Given instruction: Please copy every line of the records below that holds the word "title".

Raw records:
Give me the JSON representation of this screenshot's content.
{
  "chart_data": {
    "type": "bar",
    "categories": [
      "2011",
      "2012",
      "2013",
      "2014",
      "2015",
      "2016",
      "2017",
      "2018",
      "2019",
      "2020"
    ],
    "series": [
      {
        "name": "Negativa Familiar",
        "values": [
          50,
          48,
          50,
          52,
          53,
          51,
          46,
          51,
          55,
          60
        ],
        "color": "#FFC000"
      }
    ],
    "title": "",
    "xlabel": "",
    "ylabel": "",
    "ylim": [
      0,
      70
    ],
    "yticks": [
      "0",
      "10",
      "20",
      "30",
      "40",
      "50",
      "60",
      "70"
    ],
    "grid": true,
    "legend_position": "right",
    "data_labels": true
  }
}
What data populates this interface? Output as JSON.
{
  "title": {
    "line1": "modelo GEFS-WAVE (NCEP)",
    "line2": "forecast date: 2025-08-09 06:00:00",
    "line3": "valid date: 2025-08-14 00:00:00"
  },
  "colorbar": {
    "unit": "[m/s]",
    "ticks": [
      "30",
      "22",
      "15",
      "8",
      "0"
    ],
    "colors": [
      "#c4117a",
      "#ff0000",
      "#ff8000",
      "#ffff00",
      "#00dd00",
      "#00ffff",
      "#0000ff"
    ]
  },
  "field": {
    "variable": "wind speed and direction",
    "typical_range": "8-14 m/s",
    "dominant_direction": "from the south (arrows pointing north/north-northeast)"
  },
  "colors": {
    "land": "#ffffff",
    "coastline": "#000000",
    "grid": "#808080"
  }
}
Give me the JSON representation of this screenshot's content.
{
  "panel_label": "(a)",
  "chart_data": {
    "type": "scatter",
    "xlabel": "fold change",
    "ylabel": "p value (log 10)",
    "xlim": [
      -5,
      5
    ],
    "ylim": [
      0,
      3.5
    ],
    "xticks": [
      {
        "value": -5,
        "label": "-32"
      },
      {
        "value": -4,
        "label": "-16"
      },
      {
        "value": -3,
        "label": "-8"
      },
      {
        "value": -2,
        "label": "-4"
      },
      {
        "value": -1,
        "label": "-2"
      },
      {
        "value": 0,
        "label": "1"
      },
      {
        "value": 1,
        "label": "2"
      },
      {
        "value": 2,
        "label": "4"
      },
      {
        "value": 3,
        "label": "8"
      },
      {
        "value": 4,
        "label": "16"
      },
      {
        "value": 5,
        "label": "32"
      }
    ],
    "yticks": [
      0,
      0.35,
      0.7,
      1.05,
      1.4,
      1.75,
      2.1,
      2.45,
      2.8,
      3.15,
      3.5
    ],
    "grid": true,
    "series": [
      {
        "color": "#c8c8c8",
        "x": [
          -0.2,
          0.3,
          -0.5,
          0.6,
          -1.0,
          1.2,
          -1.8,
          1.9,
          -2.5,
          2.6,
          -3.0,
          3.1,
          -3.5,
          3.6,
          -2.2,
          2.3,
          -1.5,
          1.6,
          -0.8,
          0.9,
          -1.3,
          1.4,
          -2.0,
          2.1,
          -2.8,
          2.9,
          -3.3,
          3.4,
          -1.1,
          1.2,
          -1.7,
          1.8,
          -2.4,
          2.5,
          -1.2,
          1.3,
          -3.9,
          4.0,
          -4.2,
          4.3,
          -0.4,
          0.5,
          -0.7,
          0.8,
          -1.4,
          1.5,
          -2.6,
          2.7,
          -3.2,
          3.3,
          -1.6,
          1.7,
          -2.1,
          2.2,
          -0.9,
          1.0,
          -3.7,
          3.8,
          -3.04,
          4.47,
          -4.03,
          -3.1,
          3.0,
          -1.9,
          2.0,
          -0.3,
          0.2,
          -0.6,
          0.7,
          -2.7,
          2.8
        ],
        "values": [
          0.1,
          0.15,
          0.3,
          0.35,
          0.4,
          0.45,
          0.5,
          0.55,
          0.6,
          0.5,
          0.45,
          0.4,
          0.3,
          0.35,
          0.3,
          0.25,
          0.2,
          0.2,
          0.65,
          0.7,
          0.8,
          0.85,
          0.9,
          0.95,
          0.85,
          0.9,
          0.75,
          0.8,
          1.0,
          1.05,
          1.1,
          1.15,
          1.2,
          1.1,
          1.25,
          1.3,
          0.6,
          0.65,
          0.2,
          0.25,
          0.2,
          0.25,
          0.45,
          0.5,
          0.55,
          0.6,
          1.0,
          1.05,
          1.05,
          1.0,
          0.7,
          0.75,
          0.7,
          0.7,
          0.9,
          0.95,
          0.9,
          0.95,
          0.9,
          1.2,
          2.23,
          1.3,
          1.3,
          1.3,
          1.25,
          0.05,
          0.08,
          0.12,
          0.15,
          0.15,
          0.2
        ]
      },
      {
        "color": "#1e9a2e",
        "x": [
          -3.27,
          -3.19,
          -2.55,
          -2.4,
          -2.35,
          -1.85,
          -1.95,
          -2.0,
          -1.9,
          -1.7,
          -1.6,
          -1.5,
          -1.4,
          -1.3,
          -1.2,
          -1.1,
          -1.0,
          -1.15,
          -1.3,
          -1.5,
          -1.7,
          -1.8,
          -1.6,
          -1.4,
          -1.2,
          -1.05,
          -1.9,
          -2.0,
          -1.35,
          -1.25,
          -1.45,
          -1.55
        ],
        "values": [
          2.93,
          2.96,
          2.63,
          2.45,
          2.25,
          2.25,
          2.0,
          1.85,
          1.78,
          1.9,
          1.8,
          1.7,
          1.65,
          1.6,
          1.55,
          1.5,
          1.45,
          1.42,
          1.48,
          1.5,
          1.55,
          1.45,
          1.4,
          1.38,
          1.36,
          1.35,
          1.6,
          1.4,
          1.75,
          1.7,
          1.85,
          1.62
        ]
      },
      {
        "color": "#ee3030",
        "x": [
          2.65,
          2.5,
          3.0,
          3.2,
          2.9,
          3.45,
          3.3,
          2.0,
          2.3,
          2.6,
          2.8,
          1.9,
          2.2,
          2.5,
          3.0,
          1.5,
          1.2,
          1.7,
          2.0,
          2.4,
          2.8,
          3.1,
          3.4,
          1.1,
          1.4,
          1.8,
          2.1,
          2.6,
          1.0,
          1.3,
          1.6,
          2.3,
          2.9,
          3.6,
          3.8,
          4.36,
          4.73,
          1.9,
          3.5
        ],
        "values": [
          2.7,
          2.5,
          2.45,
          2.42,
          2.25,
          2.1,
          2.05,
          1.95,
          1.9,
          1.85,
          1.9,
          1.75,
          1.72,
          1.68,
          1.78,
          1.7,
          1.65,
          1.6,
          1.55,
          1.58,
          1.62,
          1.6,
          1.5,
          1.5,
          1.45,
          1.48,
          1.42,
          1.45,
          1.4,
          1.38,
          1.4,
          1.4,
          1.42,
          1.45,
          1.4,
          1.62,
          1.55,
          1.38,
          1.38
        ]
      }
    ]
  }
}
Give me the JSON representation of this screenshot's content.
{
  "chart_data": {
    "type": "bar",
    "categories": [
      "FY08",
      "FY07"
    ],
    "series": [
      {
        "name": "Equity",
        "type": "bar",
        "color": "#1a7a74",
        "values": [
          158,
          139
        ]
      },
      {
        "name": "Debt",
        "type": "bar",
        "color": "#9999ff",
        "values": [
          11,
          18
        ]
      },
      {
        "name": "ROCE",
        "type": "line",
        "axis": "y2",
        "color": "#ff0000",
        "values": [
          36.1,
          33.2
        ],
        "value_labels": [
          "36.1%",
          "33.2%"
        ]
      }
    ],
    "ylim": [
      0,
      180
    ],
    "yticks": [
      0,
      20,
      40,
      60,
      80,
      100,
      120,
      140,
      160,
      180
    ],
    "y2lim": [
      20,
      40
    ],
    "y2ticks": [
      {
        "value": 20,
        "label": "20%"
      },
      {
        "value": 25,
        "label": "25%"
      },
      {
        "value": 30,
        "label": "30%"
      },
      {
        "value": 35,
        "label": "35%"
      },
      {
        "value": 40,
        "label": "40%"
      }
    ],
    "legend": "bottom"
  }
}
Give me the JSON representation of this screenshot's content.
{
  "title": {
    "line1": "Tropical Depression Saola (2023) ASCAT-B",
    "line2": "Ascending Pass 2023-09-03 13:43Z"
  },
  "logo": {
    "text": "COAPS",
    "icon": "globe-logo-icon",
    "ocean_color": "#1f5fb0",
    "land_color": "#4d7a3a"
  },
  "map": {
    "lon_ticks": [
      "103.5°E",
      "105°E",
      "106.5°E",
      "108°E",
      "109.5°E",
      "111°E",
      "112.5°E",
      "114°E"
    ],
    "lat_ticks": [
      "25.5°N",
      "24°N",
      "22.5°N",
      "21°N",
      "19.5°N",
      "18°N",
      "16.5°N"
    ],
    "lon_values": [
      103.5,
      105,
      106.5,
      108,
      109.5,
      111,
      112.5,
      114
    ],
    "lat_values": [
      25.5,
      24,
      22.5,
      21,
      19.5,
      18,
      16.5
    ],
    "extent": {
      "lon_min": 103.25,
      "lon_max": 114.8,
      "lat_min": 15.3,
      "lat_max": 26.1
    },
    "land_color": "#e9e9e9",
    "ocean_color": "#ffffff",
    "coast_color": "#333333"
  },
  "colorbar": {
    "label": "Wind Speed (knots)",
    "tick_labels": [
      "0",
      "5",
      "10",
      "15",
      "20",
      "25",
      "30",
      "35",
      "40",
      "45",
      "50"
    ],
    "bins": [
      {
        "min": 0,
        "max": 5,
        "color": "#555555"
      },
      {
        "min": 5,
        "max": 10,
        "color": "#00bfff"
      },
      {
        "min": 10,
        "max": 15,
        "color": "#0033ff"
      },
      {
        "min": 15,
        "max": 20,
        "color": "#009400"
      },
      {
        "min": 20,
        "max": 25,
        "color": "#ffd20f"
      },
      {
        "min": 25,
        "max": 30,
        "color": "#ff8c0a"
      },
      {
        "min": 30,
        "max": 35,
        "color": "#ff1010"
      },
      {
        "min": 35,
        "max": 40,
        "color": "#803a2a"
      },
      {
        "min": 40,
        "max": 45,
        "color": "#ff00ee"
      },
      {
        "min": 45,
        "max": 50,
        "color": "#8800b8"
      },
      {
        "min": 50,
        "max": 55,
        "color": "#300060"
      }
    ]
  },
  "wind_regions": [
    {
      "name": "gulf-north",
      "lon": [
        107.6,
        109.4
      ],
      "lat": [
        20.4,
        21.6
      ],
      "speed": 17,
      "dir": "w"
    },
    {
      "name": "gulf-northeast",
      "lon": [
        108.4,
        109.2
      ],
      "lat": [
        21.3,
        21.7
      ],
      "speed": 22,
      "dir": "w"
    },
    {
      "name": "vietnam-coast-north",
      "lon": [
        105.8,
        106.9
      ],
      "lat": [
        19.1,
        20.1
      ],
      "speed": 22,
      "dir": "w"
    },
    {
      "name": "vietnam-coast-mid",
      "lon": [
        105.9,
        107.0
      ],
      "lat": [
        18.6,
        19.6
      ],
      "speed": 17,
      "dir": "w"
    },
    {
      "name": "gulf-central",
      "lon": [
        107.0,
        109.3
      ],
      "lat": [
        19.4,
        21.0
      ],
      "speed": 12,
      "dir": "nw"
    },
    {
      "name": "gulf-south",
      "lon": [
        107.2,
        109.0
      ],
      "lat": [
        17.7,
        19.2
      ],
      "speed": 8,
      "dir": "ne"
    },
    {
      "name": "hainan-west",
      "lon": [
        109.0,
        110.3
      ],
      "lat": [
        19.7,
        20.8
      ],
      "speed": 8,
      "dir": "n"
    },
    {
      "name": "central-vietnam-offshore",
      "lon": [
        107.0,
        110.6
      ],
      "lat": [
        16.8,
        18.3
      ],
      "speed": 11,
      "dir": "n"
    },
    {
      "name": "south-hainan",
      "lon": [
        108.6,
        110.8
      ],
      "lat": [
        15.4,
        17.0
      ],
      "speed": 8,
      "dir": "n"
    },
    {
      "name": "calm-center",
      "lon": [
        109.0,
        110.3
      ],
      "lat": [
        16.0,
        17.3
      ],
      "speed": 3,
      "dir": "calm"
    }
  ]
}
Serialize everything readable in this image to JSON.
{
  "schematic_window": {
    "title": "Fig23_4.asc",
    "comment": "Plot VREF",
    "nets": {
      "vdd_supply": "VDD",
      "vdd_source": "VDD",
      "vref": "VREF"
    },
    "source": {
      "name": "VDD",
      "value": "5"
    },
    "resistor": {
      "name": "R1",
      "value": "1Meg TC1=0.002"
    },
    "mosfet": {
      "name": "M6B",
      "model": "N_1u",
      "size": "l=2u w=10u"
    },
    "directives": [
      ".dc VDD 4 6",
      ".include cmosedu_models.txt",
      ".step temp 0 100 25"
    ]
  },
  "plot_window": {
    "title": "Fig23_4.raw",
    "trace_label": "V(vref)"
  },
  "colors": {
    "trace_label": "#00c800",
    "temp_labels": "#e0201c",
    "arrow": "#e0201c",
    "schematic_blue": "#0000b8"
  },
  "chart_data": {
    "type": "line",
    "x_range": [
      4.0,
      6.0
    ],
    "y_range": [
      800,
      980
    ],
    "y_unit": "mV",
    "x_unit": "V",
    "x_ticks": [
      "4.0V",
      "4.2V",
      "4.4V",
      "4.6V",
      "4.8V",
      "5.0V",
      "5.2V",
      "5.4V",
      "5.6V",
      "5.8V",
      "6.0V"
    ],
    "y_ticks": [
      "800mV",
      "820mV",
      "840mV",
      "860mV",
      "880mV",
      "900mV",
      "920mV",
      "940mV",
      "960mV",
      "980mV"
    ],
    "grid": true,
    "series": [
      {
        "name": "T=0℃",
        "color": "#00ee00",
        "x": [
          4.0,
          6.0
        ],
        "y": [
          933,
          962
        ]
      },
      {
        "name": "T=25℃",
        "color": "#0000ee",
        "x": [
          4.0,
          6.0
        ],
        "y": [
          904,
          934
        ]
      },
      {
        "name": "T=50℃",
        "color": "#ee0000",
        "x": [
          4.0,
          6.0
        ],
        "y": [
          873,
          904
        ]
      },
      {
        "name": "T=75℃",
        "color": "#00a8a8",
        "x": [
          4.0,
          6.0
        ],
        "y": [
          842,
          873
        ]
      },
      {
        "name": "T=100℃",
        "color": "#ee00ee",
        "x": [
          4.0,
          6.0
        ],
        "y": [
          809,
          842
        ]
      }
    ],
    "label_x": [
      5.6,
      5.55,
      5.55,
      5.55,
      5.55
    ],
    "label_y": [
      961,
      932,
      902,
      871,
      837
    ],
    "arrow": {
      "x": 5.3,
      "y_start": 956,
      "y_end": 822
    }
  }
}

Reply:
    "title": "",
  "title": {
  "title": {
    "title": "Fig23_4.asc",
    "title": "Fig23_4.raw",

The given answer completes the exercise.